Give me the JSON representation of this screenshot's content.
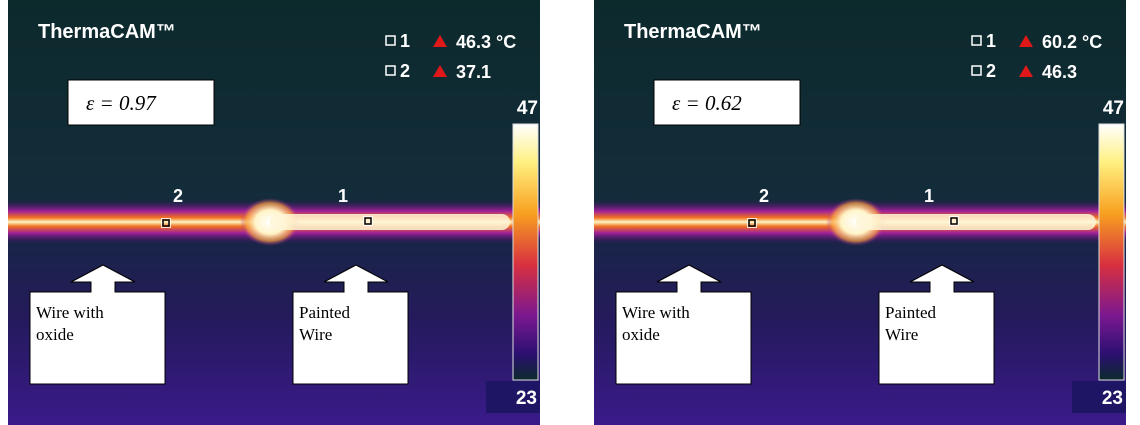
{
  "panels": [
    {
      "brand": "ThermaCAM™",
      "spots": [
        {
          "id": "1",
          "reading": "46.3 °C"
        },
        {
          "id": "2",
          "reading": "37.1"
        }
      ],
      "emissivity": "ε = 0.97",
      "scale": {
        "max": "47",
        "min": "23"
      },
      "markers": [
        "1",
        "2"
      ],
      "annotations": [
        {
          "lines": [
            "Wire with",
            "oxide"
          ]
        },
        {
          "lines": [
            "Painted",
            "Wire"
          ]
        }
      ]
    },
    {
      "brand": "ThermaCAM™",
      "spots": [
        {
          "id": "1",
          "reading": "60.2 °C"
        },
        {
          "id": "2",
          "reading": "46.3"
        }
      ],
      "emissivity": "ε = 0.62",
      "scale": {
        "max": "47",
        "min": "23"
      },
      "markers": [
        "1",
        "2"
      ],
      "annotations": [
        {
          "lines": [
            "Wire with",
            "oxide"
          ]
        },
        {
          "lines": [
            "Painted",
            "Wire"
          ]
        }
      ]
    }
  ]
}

=== EXERCISE OBJECTIVE ===
All of the data needs repeating exactly, but the pictures do not.

=== THE COMPLETED TASK ===
Give me the JSON representation of this screenshot's content.
{
  "panels": [
    {
      "brand": "ThermaCAM™",
      "spots": [
        {
          "id": "1",
          "reading": "46.3 °C"
        },
        {
          "id": "2",
          "reading": "37.1"
        }
      ],
      "emissivity": "ε = 0.97",
      "scale": {
        "max": "47",
        "min": "23"
      },
      "markers": [
        "1",
        "2"
      ],
      "annotations": [
        {
          "lines": [
            "Wire with",
            "oxide"
          ]
        },
        {
          "lines": [
            "Painted",
            "Wire"
          ]
        }
      ]
    },
    {
      "brand": "ThermaCAM™",
      "spots": [
        {
          "id": "1",
          "reading": "60.2 °C"
        },
        {
          "id": "2",
          "reading": "46.3"
        }
      ],
      "emissivity": "ε = 0.62",
      "scale": {
        "max": "47",
        "min": "23"
      },
      "markers": [
        "1",
        "2"
      ],
      "annotations": [
        {
          "lines": [
            "Wire with",
            "oxide"
          ]
        },
        {
          "lines": [
            "Painted",
            "Wire"
          ]
        }
      ]
    }
  ]
}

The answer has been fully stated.